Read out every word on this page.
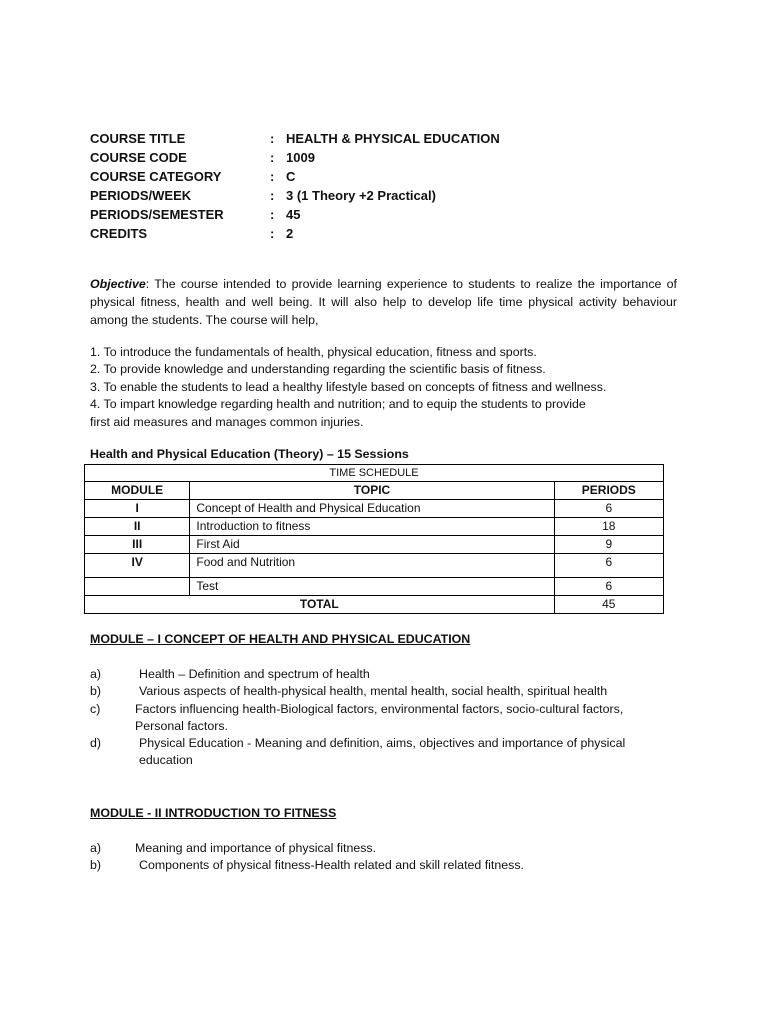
COURSE TITLE	: HEALTH & PHYSICAL EDUCATION
COURSE CODE	: 1009
COURSE CATEGORY	: C
PERIODS/WEEK	: 3 (1 Theory +2 Practical)
PERIODS/SEMESTER	: 45
CREDITS	: 2
Objective: The course intended to provide learning experience to students to realize the importance of physical fitness, health and well being. It will also help to develop life time physical activity behaviour among the students. The course will help,
1. To introduce the fundamentals of health, physical education, fitness and sports.
2. To provide knowledge and understanding regarding the scientific basis of fitness.
3. To enable the students to lead a healthy lifestyle based on concepts of fitness and wellness.
4. To impart knowledge regarding health and nutrition; and to equip the students to provide
first aid measures and manages common injuries.
Health and Physical Education (Theory) – 15 Sessions
TIME SCHEDULE		
MODULE	TOPIC	PERIODS
I	Concept of Health and Physical Education	6
II	Introduction to fitness	18
III	First Aid	9
IV	Food and Nutrition	6
	Test	6
TOTAL		45
MODULE – I CONCEPT OF HEALTH AND PHYSICAL EDUCATION
a)	Health – Definition and spectrum of health
b)	Various aspects of health-physical health, mental health, social health, spiritual health
c)	Factors influencing health-Biological factors, environmental factors, socio-cultural factors, Personal factors.
d)	Physical Education - Meaning and definition, aims, objectives and importance of physical education
MODULE - II INTRODUCTION TO FITNESS
a)	Meaning and importance of physical fitness.
b)	Components of physical fitness-Health related and skill related fitness.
━━━━━━━━━━
» **WHAT THE TASK ASKS**
Each line in the listing above either holds the string "MODULE" or does not; state how many do, giving the number only.

» **WRITTEN SOLUTION**
3